[Records from a dataset]
——————

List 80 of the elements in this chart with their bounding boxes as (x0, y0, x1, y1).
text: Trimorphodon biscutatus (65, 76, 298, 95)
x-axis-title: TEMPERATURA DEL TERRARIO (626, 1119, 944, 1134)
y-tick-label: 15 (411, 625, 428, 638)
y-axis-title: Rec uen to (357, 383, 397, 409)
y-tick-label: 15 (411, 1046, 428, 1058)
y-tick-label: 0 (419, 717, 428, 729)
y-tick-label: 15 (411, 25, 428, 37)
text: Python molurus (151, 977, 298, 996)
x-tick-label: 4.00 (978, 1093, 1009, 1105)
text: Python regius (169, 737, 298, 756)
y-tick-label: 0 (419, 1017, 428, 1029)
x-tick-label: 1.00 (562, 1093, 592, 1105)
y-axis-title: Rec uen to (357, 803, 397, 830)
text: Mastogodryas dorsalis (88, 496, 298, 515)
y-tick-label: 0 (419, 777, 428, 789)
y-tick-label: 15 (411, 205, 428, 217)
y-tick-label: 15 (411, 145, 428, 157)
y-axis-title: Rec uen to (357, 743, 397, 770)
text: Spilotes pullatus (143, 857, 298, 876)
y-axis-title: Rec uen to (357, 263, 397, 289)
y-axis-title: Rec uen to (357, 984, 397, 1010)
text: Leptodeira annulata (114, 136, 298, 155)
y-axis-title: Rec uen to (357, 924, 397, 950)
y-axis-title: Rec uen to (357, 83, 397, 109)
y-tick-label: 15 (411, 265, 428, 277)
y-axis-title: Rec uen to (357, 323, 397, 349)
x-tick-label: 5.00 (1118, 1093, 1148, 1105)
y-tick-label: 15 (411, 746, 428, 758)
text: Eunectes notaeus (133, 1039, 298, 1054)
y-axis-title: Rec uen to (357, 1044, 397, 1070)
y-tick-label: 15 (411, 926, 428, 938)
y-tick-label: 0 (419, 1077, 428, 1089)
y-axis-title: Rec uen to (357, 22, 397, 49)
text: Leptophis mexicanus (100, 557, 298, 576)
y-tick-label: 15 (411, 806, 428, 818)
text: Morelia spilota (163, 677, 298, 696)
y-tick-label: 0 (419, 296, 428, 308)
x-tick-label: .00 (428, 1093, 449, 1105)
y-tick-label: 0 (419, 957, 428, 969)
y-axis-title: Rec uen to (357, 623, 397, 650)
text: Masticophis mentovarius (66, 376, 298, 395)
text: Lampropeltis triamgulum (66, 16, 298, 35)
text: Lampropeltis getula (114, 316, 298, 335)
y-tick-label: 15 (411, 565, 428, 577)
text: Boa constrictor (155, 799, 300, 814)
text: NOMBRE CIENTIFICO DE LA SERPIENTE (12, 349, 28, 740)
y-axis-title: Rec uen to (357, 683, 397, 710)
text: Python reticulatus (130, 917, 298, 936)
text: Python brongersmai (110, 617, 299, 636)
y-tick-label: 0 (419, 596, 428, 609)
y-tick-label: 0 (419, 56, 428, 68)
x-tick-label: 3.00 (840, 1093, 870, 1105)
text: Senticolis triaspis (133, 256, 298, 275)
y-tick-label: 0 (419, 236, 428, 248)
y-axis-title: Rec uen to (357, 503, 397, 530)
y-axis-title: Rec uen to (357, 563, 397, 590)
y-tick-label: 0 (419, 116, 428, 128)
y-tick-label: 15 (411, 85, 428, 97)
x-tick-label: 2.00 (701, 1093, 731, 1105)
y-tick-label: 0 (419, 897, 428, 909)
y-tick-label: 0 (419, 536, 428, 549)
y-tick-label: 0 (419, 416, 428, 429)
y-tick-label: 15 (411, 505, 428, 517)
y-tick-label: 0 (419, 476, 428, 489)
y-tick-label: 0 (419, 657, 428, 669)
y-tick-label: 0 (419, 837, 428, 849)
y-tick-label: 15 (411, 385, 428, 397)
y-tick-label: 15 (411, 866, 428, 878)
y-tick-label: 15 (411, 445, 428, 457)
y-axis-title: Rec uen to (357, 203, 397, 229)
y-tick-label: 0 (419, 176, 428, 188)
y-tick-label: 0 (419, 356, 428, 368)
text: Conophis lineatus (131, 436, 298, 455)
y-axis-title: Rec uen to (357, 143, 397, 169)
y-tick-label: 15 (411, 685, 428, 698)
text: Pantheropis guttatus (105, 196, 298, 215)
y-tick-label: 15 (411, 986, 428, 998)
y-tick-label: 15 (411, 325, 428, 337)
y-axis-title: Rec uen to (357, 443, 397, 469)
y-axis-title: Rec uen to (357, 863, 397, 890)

——————

__INSTRUCTIONS FOR THE TASK__: Please reproduce every item above word for word, keeping each line unchanged.

__WRITTEN SOLUTION__:
List 80 of the elements in this chart with their bounding boxes as (x0, y0, x1, y1).
text: Trimorphodon biscutatus (65, 76, 298, 95)
x-axis-title: TEMPERATURA DEL TERRARIO (626, 1119, 944, 1134)
y-tick-label: 15 (411, 625, 428, 638)
y-axis-title: Rec uen to (357, 383, 397, 409)
y-tick-label: 15 (411, 1046, 428, 1058)
y-tick-label: 0 (419, 717, 428, 729)
y-tick-label: 15 (411, 25, 428, 37)
text: Python molurus (151, 977, 298, 996)
x-tick-label: 4.00 (978, 1093, 1009, 1105)
text: Python regius (169, 737, 298, 756)
y-tick-label: 0 (419, 1017, 428, 1029)
x-tick-label: 1.00 (562, 1093, 592, 1105)
y-axis-title: Rec uen to (357, 803, 397, 830)
text: Mastogodryas dorsalis (88, 496, 298, 515)
y-tick-label: 0 (419, 777, 428, 789)
y-tick-label: 15 (411, 205, 428, 217)
y-tick-label: 15 (411, 145, 428, 157)
y-axis-title: Rec uen to (357, 743, 397, 770)
text: Spilotes pullatus (143, 857, 298, 876)
y-axis-title: Rec uen to (357, 263, 397, 289)
y-axis-title: Rec uen to (357, 984, 397, 1010)
text: Leptodeira annulata (114, 136, 298, 155)
y-axis-title: Rec uen to (357, 924, 397, 950)
y-axis-title: Rec uen to (357, 83, 397, 109)
y-tick-label: 15 (411, 265, 428, 277)
y-axis-title: Rec uen to (357, 323, 397, 349)
x-tick-label: 5.00 (1118, 1093, 1148, 1105)
y-tick-label: 15 (411, 746, 428, 758)
text: Eunectes notaeus (133, 1039, 298, 1054)
y-axis-title: Rec uen to (357, 1044, 397, 1070)
y-tick-label: 15 (411, 926, 428, 938)
y-tick-label: 0 (419, 1077, 428, 1089)
y-axis-title: Rec uen to (357, 22, 397, 49)
text: Leptophis mexicanus (100, 557, 298, 576)
y-tick-label: 15 (411, 806, 428, 818)
text: Morelia spilota (163, 677, 298, 696)
y-tick-label: 0 (419, 296, 428, 308)
x-tick-label: .00 (428, 1093, 449, 1105)
y-tick-label: 0 (419, 957, 428, 969)
y-axis-title: Rec uen to (357, 623, 397, 650)
text: Masticophis mentovarius (66, 376, 298, 395)
text: Lampropeltis triamgulum (66, 16, 298, 35)
text: Lampropeltis getula (114, 316, 298, 335)
y-tick-label: 15 (411, 565, 428, 577)
text: Boa constrictor (155, 799, 300, 814)
text: NOMBRE CIENTIFICO DE LA SERPIENTE (12, 349, 28, 740)
y-axis-title: Rec uen to (357, 683, 397, 710)
text: Python reticulatus (130, 917, 298, 936)
text: Python brongersmai (110, 617, 299, 636)
y-tick-label: 0 (419, 596, 428, 609)
y-tick-label: 0 (419, 56, 428, 68)
x-tick-label: 3.00 (840, 1093, 870, 1105)
text: Senticolis triaspis (133, 256, 298, 275)
y-tick-label: 0 (419, 236, 428, 248)
y-axis-title: Rec uen to (357, 503, 397, 530)
y-axis-title: Rec uen to (357, 563, 397, 590)
y-tick-label: 0 (419, 116, 428, 128)
y-tick-label: 15 (411, 85, 428, 97)
x-tick-label: 2.00 (701, 1093, 731, 1105)
y-tick-label: 0 (419, 897, 428, 909)
y-tick-label: 0 (419, 536, 428, 549)
y-tick-label: 0 (419, 416, 428, 429)
y-tick-label: 15 (411, 505, 428, 517)
y-tick-label: 0 (419, 476, 428, 489)
y-tick-label: 0 (419, 657, 428, 669)
y-tick-label: 0 (419, 837, 428, 849)
y-tick-label: 15 (411, 385, 428, 397)
y-tick-label: 15 (411, 866, 428, 878)
y-tick-label: 15 (411, 445, 428, 457)
y-axis-title: Rec uen to (357, 203, 397, 229)
y-tick-label: 0 (419, 176, 428, 188)
y-tick-label: 0 (419, 356, 428, 368)
text: Conophis lineatus (131, 436, 298, 455)
y-axis-title: Rec uen to (357, 143, 397, 169)
y-tick-label: 15 (411, 685, 428, 698)
text: Pantheropis guttatus (105, 196, 298, 215)
y-tick-label: 15 (411, 986, 428, 998)
y-tick-label: 15 (411, 325, 428, 337)
y-axis-title: Rec uen to (357, 443, 397, 469)
y-axis-title: Rec uen to (357, 863, 397, 890)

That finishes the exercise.